Dataset items
%%
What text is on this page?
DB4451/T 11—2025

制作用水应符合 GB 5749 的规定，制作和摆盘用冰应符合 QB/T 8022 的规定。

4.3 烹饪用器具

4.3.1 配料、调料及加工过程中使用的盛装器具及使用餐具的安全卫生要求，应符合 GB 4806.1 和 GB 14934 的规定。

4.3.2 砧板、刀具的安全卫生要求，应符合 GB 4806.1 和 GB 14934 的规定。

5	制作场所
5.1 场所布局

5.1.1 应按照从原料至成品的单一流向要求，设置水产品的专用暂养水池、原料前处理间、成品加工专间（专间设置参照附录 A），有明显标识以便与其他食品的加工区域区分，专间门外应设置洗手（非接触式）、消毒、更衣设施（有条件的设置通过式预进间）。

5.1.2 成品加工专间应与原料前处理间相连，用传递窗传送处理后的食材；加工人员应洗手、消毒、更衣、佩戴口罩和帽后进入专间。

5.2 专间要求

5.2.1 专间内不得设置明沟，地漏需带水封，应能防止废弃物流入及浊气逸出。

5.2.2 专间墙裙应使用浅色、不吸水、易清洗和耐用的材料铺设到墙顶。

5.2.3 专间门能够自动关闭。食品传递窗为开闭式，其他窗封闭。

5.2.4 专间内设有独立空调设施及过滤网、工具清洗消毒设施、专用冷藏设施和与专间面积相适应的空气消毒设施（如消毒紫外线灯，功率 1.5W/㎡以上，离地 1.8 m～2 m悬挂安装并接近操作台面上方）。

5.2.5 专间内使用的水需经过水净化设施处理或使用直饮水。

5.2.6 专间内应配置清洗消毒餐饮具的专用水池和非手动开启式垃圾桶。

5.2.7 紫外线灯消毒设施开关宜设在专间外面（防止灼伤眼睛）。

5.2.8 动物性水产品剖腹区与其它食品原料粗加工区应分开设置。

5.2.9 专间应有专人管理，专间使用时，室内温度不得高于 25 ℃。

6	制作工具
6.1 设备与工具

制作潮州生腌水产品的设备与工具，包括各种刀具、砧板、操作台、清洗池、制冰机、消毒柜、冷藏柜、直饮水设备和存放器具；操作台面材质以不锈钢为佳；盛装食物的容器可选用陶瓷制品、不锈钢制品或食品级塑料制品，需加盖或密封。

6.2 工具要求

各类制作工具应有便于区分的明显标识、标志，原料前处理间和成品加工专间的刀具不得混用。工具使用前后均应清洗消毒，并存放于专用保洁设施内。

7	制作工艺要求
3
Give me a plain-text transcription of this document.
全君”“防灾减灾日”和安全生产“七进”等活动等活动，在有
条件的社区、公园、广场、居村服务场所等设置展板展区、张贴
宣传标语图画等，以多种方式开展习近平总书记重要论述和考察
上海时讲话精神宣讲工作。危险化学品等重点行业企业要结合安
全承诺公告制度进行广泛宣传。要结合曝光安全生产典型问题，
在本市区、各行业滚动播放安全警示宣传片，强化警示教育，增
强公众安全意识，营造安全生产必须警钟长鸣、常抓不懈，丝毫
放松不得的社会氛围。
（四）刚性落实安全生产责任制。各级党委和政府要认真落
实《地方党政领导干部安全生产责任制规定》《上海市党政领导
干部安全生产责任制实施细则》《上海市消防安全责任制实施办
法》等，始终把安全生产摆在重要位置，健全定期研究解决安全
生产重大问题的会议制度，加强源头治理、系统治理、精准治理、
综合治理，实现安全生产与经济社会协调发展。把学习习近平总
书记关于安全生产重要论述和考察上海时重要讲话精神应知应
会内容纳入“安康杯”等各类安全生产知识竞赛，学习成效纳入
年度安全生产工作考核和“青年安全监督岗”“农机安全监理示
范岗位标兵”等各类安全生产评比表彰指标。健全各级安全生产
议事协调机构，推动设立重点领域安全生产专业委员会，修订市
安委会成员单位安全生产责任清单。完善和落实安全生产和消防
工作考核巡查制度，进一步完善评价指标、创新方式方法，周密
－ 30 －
%%
Instructions to follow:
How many of the lines above hold "text"? Answer with only the number.

Reply:
2